DATASET EXCERPTS.
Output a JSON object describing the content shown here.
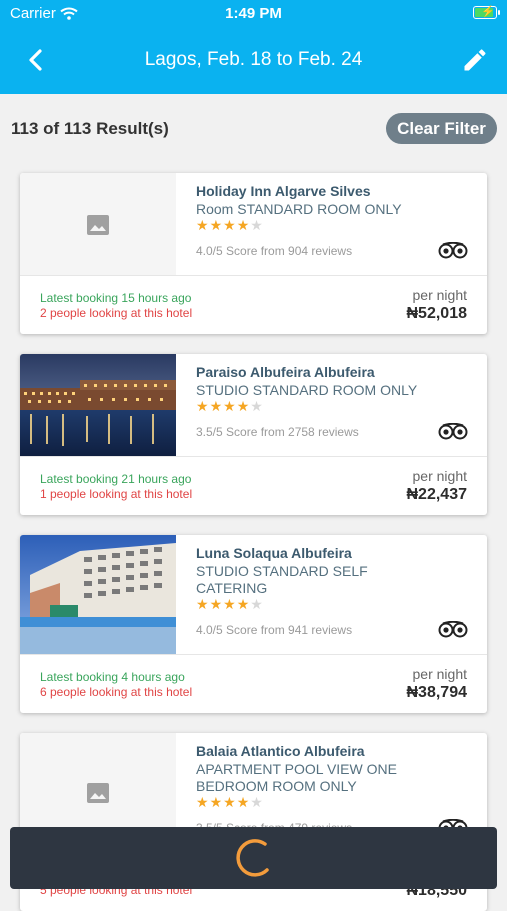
{
  "status_bar": {
    "carrier": "Carrier",
    "time": "1:49 PM",
    "battery_level": 0.9
  },
  "nav": {
    "title": "Lagos, Feb. 18 to Feb. 24",
    "back_icon": "chevron-left-icon",
    "edit_icon": "pencil-icon"
  },
  "results": {
    "count_text": "113 of  113 Result(s)",
    "clear_filter_label": "Clear Filter"
  },
  "hotels": [
    {
      "name": "Holiday Inn Algarve Silves",
      "room": "Room STANDARD ROOM ONLY",
      "stars": 4,
      "max_stars": 5,
      "score": "4.0/5 Score from 904 reviews",
      "latest_booking": "Latest booking 15 hours ago",
      "people_looking": "2 people looking at this hotel",
      "per_night": "per night",
      "price": "₦52,018",
      "image": "placeholder"
    },
    {
      "name": "Paraiso Albufeira Albufeira",
      "room": "STUDIO STANDARD ROOM ONLY",
      "stars": 4,
      "max_stars": 5,
      "score": "3.5/5 Score from 2758 reviews",
      "latest_booking": "Latest booking 21 hours ago",
      "people_looking": "1 people looking at this hotel",
      "per_night": "per night",
      "price": "₦22,437",
      "image": "hotel-photo-dusk"
    },
    {
      "name": "Luna Solaqua Albufeira",
      "room": "STUDIO STANDARD SELF CATERING",
      "stars": 4,
      "max_stars": 5,
      "score": "4.0/5 Score from 941 reviews",
      "latest_booking": "Latest booking 4 hours ago",
      "people_looking": "6 people looking at this hotel",
      "per_night": "per night",
      "price": "₦38,794",
      "image": "hotel-photo-day"
    },
    {
      "name": "Balaia Atlantico Albufeira",
      "room": "APARTMENT POOL VIEW ONE BEDROOM ROOM ONLY",
      "stars": 4,
      "max_stars": 5,
      "score": "3.5/5 Score from 479 reviews",
      "latest_booking": "",
      "people_looking": "5 people looking at this hotel",
      "per_night": "",
      "price": "₦18,550",
      "image": "placeholder"
    }
  ],
  "colors": {
    "header": "#0ab2f0",
    "clear_filter_bg": "#6f7f8a",
    "hotel_name": "#3c5a6e",
    "star": "#f5a623",
    "booking_green": "#3aa55c",
    "looking_red": "#e04545",
    "spinner": "#f39c3c",
    "loading_bg": "#2e3641"
  }
}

AIM.
Using the listing above, say how many of its lines contain the string "score", giving nothing but the figure.

ANSWER IN FULL.
4